EXERCISE GOAL - Repeat the material below exactly, line for line.
--- begin ---
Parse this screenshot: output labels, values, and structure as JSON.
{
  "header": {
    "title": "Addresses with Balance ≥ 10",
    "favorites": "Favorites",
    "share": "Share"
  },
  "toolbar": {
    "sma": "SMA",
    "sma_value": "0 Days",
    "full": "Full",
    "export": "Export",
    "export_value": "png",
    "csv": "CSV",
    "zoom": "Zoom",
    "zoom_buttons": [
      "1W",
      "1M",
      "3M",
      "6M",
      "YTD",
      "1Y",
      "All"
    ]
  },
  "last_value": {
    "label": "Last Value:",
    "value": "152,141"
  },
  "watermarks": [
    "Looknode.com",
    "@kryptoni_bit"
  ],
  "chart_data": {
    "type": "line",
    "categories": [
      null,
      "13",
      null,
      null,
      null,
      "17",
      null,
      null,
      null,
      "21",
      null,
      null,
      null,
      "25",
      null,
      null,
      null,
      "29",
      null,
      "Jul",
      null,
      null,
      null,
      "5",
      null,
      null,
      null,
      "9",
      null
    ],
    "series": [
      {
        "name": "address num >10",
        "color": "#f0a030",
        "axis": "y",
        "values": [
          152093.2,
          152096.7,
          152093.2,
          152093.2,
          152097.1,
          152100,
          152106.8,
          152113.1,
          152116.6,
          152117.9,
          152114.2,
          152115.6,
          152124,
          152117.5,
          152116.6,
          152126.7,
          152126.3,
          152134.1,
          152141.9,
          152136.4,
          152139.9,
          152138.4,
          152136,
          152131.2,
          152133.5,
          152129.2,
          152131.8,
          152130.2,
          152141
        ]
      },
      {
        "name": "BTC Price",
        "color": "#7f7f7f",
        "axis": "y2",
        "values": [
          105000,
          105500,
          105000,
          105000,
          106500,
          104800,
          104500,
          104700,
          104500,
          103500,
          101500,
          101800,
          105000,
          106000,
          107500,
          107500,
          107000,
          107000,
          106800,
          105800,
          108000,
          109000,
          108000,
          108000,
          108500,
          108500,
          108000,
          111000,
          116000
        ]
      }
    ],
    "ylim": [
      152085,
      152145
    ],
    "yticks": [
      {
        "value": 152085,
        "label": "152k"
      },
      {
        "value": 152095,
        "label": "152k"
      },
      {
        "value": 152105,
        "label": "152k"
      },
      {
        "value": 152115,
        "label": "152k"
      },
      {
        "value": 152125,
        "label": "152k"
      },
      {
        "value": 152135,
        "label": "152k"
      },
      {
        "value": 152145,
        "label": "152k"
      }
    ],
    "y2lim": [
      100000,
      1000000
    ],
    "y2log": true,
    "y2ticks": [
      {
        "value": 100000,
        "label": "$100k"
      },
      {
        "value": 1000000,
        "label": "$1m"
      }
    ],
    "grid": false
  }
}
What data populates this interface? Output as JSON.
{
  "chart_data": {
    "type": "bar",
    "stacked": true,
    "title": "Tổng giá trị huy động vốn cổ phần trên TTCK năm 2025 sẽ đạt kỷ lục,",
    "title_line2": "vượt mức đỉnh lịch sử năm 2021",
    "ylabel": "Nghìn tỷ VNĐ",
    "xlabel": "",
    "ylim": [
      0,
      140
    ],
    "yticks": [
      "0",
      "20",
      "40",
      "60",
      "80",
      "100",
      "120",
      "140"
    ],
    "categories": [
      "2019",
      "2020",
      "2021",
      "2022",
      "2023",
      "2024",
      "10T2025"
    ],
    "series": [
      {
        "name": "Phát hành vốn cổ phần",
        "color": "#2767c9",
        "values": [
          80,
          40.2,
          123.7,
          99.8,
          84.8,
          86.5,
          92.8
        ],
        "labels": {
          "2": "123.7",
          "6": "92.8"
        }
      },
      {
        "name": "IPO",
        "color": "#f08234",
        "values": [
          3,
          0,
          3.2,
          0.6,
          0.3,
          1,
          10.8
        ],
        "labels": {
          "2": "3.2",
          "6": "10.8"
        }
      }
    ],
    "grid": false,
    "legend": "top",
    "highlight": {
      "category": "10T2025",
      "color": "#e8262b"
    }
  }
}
--- end ---
RESPONSE FOR THIS EXERCISE -
Parse this screenshot: output labels, values, and structure as JSON.
{
  "header": {
    "title": "Addresses with Balance ≥ 10",
    "favorites": "Favorites",
    "share": "Share"
  },
  "toolbar": {
    "sma": "SMA",
    "sma_value": "0 Days",
    "full": "Full",
    "export": "Export",
    "export_value": "png",
    "csv": "CSV",
    "zoom": "Zoom",
    "zoom_buttons": [
      "1W",
      "1M",
      "3M",
      "6M",
      "YTD",
      "1Y",
      "All"
    ]
  },
  "last_value": {
    "label": "Last Value:",
    "value": "152,141"
  },
  "watermarks": [
    "Looknode.com",
    "@kryptoni_bit"
  ],
  "chart_data": {
    "type": "line",
    "categories": [
      null,
      "13",
      null,
      null,
      null,
      "17",
      null,
      null,
      null,
      "21",
      null,
      null,
      null,
      "25",
      null,
      null,
      null,
      "29",
      null,
      "Jul",
      null,
      null,
      null,
      "5",
      null,
      null,
      null,
      "9",
      null
    ],
    "series": [
      {
        "name": "address num >10",
        "color": "#f0a030",
        "axis": "y",
        "values": [
          152093.2,
          152096.7,
          152093.2,
          152093.2,
          152097.1,
          152100,
          152106.8,
          152113.1,
          152116.6,
          152117.9,
          152114.2,
          152115.6,
          152124,
          152117.5,
          152116.6,
          152126.7,
          152126.3,
          152134.1,
          152141.9,
          152136.4,
          152139.9,
          152138.4,
          152136,
          152131.2,
          152133.5,
          152129.2,
          152131.8,
          152130.2,
          152141
        ]
      },
      {
        "name": "BTC Price",
        "color": "#7f7f7f",
        "axis": "y2",
        "values": [
          105000,
          105500,
          105000,
          105000,
          106500,
          104800,
          104500,
          104700,
          104500,
          103500,
          101500,
          101800,
          105000,
          106000,
          107500,
          107500,
          107000,
          107000,
          106800,
          105800,
          108000,
          109000,
          108000,
          108000,
          108500,
          108500,
          108000,
          111000,
          116000
        ]
      }
    ],
    "ylim": [
      152085,
      152145
    ],
    "yticks": [
      {
        "value": 152085,
        "label": "152k"
      },
      {
        "value": 152095,
        "label": "152k"
      },
      {
        "value": 152105,
        "label": "152k"
      },
      {
        "value": 152115,
        "label": "152k"
      },
      {
        "value": 152125,
        "label": "152k"
      },
      {
        "value": 152135,
        "label": "152k"
      },
      {
        "value": 152145,
        "label": "152k"
      }
    ],
    "y2lim": [
      100000,
      1000000
    ],
    "y2log": true,
    "y2ticks": [
      {
        "value": 100000,
        "label": "$100k"
      },
      {
        "value": 1000000,
        "label": "$1m"
      }
    ],
    "grid": false
  }
}
What data populates this interface? Output as JSON.
{
  "chart_data": {
    "type": "bar",
    "stacked": true,
    "title": "Tổng giá trị huy động vốn cổ phần trên TTCK năm 2025 sẽ đạt kỷ lục,",
    "title_line2": "vượt mức đỉnh lịch sử năm 2021",
    "ylabel": "Nghìn tỷ VNĐ",
    "xlabel": "",
    "ylim": [
      0,
      140
    ],
    "yticks": [
      "0",
      "20",
      "40",
      "60",
      "80",
      "100",
      "120",
      "140"
    ],
    "categories": [
      "2019",
      "2020",
      "2021",
      "2022",
      "2023",
      "2024",
      "10T2025"
    ],
    "series": [
      {
        "name": "Phát hành vốn cổ phần",
        "color": "#2767c9",
        "values": [
          80,
          40.2,
          123.7,
          99.8,
          84.8,
          86.5,
          92.8
        ],
        "labels": {
          "2": "123.7",
          "6": "92.8"
        }
      },
      {
        "name": "IPO",
        "color": "#f08234",
        "values": [
          3,
          0,
          3.2,
          0.6,
          0.3,
          1,
          10.8
        ],
        "labels": {
          "2": "3.2",
          "6": "10.8"
        }
      }
    ],
    "grid": false,
    "legend": "top",
    "highlight": {
      "category": "10T2025",
      "color": "#e8262b"
    }
  }
}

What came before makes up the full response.